▸ **BRIEF**:
Quote every line below exactly and skip any picture.

[Saved entries]
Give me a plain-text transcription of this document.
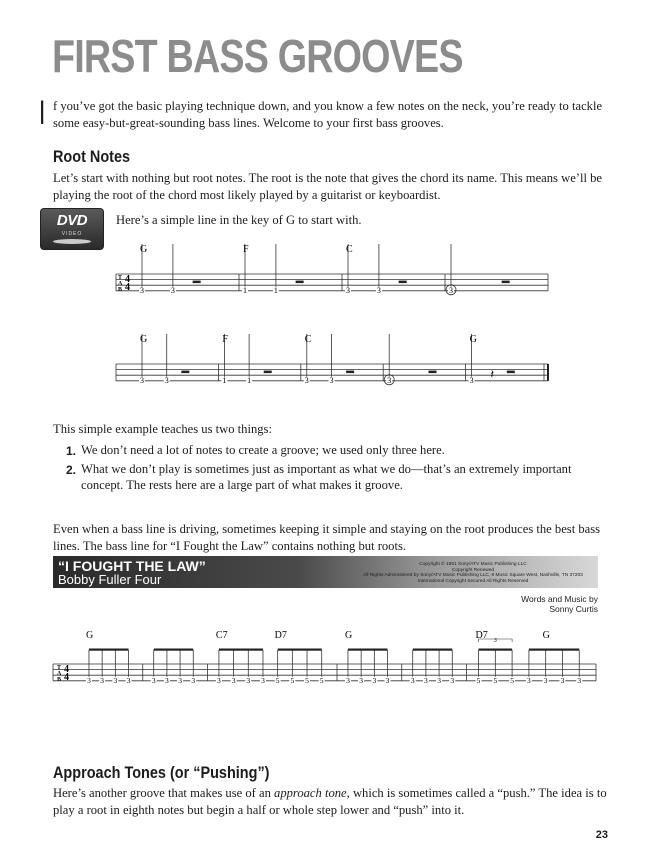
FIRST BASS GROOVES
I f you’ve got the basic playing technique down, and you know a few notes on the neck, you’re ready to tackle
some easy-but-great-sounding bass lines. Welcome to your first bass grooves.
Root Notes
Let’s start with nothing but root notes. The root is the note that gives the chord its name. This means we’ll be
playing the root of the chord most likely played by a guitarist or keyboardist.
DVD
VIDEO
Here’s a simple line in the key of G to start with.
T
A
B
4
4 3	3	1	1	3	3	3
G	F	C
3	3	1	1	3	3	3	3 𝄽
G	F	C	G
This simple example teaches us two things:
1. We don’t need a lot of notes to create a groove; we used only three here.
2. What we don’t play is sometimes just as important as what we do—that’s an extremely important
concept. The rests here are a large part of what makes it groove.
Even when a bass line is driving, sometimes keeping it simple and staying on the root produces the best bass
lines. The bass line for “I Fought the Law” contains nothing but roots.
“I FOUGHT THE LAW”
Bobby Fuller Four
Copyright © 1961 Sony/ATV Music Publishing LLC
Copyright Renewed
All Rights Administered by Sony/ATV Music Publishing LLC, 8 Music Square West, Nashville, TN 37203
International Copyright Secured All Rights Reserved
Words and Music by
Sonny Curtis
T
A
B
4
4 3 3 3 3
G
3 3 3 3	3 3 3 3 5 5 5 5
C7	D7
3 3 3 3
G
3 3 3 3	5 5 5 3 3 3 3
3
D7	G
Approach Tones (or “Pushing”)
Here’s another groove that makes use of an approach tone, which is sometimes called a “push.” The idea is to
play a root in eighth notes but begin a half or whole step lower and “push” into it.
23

▸ **RESULT OF THIS TASK**:
Give me a plain-text transcription of this document.
FIRST BASS GROOVES
I f you’ve got the basic playing technique down, and you know a few notes on the neck, you’re ready to tackle
some easy-but-great-sounding bass lines. Welcome to your first bass grooves.
Root Notes
Let’s start with nothing but root notes. The root is the note that gives the chord its name. This means we’ll be
playing the root of the chord most likely played by a guitarist or keyboardist.
DVD
VIDEO
Here’s a simple line in the key of G to start with.
T
A
B
4
4 3	3	1	1	3	3	3
G	F	C
3	3	1	1	3	3	3	3 𝄽
G	F	C	G
This simple example teaches us two things:
1. We don’t need a lot of notes to create a groove; we used only three here.
2. What we don’t play is sometimes just as important as what we do—that’s an extremely important
concept. The rests here are a large part of what makes it groove.
Even when a bass line is driving, sometimes keeping it simple and staying on the root produces the best bass
lines. The bass line for “I Fought the Law” contains nothing but roots.
“I FOUGHT THE LAW”
Bobby Fuller Four
Copyright © 1961 Sony/ATV Music Publishing LLC
Copyright Renewed
All Rights Administered by Sony/ATV Music Publishing LLC, 8 Music Square West, Nashville, TN 37203
International Copyright Secured All Rights Reserved
Words and Music by
Sonny Curtis
T
A
B
4
4 3 3 3 3
G
3 3 3 3	3 3 3 3 5 5 5 5
C7	D7
3 3 3 3
G
3 3 3 3	5 5 5 3 3 3 3
3
D7	G
Approach Tones (or “Pushing”)
Here’s another groove that makes use of an approach tone, which is sometimes called a “push.” The idea is to
play a root in eighth notes but begin a half or whole step lower and “push” into it.
23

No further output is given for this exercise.